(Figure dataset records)

________________

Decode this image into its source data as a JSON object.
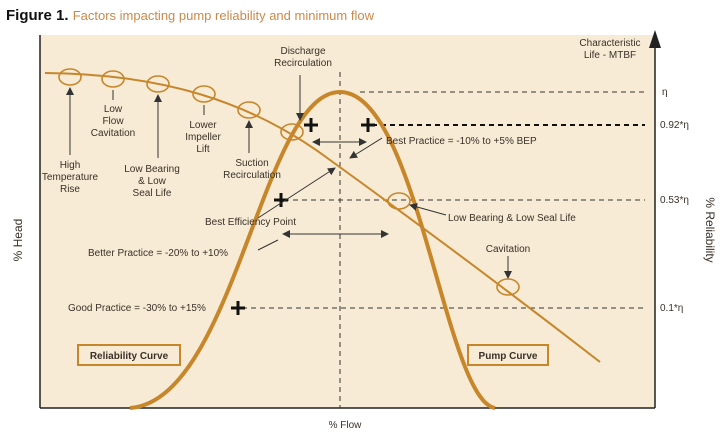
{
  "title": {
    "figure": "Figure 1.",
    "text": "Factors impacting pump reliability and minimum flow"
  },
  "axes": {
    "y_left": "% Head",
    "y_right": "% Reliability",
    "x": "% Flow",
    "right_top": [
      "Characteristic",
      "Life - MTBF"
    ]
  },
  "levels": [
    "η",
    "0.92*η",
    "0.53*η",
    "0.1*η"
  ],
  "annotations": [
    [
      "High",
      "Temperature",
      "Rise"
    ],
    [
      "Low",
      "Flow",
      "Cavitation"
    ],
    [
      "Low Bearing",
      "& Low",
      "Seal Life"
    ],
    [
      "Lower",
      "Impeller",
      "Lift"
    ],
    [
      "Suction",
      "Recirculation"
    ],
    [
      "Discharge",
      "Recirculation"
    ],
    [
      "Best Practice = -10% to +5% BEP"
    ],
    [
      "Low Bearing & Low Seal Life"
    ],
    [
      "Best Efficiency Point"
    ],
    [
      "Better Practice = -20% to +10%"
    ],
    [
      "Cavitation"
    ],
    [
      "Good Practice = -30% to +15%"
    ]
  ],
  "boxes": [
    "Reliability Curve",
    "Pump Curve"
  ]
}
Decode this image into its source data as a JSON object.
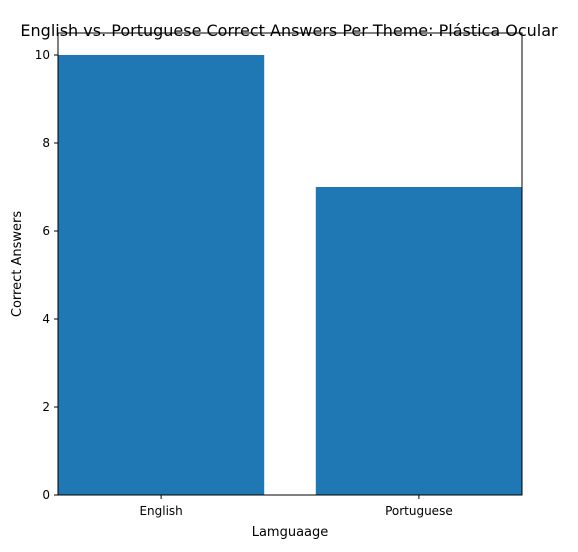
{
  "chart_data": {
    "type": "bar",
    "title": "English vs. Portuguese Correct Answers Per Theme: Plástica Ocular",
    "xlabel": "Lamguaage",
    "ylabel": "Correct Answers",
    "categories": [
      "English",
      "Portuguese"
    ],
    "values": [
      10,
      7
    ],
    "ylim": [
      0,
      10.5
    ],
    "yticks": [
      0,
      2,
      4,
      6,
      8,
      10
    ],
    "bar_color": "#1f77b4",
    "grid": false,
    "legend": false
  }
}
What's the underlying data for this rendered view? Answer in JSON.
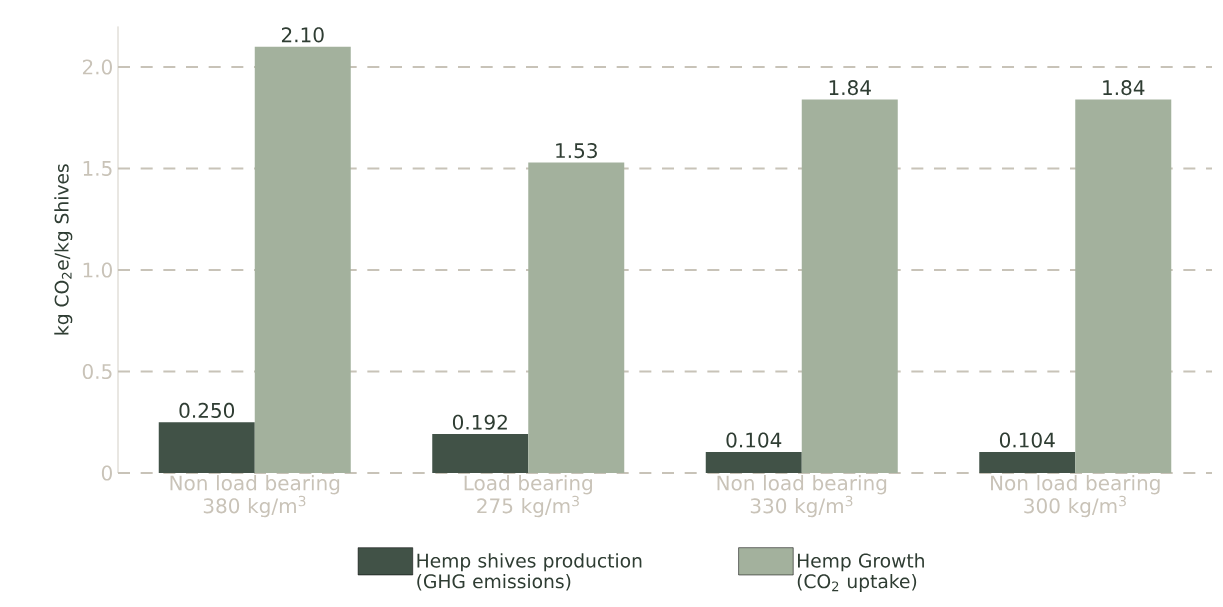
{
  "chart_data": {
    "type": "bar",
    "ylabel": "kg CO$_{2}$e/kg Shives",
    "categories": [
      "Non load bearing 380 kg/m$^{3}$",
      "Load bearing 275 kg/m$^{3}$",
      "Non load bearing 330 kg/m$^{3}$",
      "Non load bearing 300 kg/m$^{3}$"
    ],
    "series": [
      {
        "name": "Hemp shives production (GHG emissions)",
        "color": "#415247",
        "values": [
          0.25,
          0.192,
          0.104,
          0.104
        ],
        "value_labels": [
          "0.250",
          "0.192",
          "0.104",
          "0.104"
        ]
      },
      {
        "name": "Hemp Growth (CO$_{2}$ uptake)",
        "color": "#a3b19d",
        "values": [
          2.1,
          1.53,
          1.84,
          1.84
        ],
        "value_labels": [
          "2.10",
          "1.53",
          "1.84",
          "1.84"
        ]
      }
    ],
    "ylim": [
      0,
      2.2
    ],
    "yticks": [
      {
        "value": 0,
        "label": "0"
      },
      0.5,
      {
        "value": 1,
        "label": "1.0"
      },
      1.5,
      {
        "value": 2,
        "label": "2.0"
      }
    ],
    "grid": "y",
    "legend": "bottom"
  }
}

________________

• DIRECTIONS FOR THIS TASK:
Copy every line of the entries above in which "name" occurs.

• EXERCISE RESULT:
        "name": "Hemp shives production (GHG emissions)",
        "name": "Hemp Growth (CO$_{2}$ uptake)",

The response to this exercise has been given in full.